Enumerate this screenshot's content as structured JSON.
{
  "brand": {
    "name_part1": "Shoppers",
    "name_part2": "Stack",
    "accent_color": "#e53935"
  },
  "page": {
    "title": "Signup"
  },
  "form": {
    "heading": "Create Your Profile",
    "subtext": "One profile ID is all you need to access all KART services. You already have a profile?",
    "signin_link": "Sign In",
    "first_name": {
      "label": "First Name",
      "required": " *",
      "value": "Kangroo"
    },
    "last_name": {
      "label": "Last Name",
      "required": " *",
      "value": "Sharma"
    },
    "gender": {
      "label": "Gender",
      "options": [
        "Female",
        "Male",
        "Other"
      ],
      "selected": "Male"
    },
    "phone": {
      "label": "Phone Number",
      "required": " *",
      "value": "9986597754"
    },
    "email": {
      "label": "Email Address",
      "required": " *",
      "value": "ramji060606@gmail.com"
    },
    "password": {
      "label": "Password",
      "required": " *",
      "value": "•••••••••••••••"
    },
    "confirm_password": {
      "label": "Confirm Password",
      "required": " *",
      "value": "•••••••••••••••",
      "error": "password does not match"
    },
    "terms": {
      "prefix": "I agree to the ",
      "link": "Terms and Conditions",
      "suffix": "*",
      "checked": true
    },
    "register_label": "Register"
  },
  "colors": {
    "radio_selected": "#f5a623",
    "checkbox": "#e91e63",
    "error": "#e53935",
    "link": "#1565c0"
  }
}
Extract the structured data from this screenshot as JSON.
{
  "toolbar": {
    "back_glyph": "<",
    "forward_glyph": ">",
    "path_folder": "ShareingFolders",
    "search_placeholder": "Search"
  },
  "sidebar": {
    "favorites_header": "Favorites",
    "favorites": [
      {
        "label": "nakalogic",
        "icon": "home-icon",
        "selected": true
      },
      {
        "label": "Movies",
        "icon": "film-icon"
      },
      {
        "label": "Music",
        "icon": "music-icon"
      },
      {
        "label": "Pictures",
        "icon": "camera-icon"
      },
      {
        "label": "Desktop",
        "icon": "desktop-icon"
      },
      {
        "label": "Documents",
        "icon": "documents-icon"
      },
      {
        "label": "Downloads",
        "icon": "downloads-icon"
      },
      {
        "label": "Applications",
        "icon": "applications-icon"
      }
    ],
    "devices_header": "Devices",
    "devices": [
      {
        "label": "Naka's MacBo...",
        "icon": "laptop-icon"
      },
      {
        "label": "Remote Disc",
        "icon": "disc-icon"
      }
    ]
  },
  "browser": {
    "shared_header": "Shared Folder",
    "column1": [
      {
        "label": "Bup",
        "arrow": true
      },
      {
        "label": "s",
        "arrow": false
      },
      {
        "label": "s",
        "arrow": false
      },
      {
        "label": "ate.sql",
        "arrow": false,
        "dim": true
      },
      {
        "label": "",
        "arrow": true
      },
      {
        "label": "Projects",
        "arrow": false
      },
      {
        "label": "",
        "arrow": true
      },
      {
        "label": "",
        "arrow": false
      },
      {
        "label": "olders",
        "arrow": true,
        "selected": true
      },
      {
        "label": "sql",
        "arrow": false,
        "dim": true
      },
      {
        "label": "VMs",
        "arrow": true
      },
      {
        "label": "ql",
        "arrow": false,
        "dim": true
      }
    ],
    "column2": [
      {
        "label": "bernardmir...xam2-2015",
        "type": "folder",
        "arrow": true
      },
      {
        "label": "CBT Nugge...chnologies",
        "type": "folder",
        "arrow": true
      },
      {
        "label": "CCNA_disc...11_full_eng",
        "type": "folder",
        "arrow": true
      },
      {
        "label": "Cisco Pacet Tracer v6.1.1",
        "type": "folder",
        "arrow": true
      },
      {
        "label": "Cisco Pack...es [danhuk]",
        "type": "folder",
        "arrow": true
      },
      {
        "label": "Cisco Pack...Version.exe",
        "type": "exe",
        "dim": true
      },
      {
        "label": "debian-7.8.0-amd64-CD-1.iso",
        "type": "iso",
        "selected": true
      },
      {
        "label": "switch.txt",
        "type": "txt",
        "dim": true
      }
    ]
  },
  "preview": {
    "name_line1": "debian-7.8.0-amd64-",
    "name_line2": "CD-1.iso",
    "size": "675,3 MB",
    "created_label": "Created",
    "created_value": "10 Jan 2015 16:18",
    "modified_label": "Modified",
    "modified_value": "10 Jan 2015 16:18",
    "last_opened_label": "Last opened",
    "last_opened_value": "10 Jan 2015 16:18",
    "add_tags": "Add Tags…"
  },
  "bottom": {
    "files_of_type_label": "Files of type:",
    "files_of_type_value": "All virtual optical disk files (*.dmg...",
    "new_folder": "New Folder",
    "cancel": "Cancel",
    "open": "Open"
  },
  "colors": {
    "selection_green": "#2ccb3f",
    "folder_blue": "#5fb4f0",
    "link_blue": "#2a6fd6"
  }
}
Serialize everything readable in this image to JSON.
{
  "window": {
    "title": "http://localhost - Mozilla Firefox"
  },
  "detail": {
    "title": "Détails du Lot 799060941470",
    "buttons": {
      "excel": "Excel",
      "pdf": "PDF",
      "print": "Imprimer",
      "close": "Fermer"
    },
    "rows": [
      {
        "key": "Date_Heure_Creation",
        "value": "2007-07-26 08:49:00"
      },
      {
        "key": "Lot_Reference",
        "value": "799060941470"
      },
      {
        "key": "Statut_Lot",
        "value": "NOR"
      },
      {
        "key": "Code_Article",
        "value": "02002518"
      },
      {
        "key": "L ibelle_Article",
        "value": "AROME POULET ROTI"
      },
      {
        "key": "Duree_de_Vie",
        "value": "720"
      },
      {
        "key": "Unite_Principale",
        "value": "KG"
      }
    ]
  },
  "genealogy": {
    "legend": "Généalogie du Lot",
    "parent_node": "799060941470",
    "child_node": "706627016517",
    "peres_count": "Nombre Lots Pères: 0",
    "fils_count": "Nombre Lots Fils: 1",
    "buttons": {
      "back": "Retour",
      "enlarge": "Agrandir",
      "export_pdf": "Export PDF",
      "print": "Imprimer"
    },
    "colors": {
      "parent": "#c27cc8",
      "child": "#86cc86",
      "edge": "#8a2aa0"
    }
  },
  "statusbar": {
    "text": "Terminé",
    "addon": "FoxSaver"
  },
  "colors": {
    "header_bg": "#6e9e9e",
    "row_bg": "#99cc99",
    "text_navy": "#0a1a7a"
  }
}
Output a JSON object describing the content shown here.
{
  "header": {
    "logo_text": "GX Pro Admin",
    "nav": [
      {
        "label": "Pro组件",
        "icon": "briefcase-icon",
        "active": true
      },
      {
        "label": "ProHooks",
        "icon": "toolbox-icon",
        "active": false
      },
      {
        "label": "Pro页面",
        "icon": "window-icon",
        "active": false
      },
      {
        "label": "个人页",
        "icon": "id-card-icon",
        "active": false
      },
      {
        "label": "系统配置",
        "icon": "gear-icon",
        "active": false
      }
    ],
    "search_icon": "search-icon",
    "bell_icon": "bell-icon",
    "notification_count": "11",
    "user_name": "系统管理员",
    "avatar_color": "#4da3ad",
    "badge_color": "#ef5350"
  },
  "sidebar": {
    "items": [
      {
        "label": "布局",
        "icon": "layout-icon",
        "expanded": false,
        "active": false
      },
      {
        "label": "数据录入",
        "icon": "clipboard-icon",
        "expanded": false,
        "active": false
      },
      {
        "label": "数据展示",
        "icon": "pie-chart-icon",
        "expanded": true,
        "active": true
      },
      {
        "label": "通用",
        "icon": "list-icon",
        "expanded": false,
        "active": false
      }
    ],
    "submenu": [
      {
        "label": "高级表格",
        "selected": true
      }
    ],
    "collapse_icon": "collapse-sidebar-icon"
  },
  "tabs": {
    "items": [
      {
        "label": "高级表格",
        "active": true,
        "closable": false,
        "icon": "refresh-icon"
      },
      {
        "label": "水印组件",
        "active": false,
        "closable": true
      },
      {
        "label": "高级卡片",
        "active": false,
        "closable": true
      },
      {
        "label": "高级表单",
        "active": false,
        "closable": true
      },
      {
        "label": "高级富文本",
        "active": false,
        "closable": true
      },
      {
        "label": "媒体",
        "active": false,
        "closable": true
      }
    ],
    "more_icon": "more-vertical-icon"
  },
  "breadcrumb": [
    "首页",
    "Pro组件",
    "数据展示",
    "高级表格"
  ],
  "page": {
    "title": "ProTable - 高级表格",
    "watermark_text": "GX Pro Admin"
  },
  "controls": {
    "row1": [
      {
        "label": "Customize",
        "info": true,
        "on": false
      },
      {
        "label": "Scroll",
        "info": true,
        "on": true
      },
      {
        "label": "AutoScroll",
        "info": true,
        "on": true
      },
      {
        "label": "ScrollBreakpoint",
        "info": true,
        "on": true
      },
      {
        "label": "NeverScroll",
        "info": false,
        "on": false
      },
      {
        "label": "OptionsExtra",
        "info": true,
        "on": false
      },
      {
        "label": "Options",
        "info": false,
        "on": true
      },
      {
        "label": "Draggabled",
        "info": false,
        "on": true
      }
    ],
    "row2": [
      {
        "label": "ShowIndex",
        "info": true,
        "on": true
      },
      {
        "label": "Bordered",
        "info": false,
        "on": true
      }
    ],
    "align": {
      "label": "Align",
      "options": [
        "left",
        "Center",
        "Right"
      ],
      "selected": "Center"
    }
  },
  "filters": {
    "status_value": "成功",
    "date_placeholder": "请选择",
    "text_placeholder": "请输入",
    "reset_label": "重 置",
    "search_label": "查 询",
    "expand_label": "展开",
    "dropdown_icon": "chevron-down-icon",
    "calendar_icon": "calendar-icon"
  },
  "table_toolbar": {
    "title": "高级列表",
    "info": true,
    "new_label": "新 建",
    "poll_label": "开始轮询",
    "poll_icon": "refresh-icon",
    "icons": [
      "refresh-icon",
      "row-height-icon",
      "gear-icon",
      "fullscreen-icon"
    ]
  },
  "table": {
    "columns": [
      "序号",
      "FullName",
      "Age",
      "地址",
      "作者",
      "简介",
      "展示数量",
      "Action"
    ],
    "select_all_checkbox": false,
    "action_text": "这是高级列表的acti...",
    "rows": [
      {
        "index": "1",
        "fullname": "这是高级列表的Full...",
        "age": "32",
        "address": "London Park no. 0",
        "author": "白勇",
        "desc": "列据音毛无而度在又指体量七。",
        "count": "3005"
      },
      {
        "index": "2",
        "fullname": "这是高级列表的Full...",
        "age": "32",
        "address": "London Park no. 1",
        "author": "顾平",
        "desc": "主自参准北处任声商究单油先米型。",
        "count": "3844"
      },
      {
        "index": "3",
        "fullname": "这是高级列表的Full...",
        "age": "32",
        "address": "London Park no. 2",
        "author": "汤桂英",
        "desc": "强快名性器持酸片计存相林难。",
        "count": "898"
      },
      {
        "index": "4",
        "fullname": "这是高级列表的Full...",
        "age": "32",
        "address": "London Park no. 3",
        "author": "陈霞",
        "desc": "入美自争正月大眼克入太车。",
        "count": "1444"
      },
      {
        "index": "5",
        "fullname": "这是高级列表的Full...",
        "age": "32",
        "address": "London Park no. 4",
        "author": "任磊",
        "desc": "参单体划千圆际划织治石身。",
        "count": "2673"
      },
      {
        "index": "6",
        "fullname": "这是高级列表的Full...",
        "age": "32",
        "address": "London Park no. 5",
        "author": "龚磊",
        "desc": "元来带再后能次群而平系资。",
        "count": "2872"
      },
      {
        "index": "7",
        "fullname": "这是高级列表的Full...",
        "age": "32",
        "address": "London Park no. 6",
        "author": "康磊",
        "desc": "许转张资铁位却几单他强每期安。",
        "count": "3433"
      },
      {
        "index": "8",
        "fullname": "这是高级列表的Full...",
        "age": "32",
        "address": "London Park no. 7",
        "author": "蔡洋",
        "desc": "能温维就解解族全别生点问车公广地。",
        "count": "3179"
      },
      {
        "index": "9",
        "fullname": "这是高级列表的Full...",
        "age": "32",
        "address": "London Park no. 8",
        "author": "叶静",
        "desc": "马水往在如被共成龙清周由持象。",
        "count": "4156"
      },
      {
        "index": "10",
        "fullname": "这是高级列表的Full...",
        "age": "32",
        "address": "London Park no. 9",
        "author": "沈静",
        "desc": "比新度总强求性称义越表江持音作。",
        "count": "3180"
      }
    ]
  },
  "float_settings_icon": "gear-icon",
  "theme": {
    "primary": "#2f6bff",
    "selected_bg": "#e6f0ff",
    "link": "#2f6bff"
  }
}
----
### Directions
Lines containing the word "London" are to be counted in the listing; state their number alone.

### Solved exercise
10